Data records:

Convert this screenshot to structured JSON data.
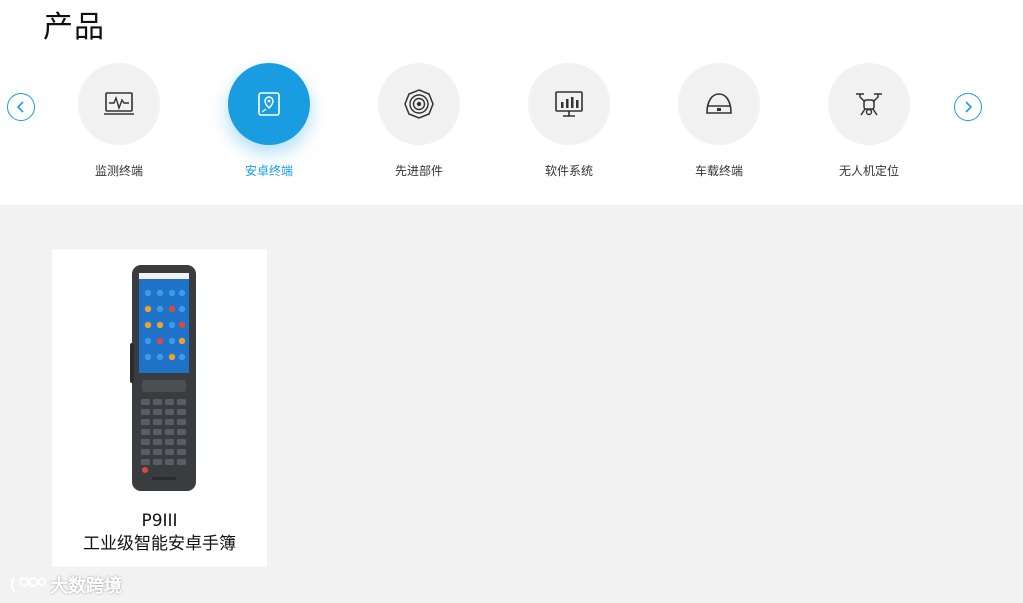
{
  "page": {
    "title": "产品"
  },
  "categories": [
    {
      "label": "监测终端",
      "icon": "monitor-waveform-icon",
      "active": false
    },
    {
      "label": "安卓终端",
      "icon": "map-location-icon",
      "active": true
    },
    {
      "label": "先进部件",
      "icon": "antenna-target-icon",
      "active": false
    },
    {
      "label": "软件系统",
      "icon": "bar-chart-screen-icon",
      "active": false
    },
    {
      "label": "车载终端",
      "icon": "vehicle-unit-icon",
      "active": false
    },
    {
      "label": "无人机定位",
      "icon": "drone-icon",
      "active": false
    }
  ],
  "product": {
    "model": "P9III",
    "desc": "工业级智能安卓手簿"
  },
  "watermark": {
    "text": "大数跨境"
  },
  "colors": {
    "accent": "#1a9de0",
    "content_bg": "#f2f2f2"
  }
}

■ **Aim of the task**: Extract the full listing above verbatim; pictures are to be left out of the copy.

■ **The response**:
Convert this screenshot to structured JSON data.
{
  "page": {
    "title": "产品"
  },
  "categories": [
    {
      "label": "监测终端",
      "icon": "monitor-waveform-icon",
      "active": false
    },
    {
      "label": "安卓终端",
      "icon": "map-location-icon",
      "active": true
    },
    {
      "label": "先进部件",
      "icon": "antenna-target-icon",
      "active": false
    },
    {
      "label": "软件系统",
      "icon": "bar-chart-screen-icon",
      "active": false
    },
    {
      "label": "车载终端",
      "icon": "vehicle-unit-icon",
      "active": false
    },
    {
      "label": "无人机定位",
      "icon": "drone-icon",
      "active": false
    }
  ],
  "product": {
    "model": "P9III",
    "desc": "工业级智能安卓手簿"
  },
  "watermark": {
    "text": "大数跨境"
  },
  "colors": {
    "accent": "#1a9de0",
    "content_bg": "#f2f2f2"
  }
}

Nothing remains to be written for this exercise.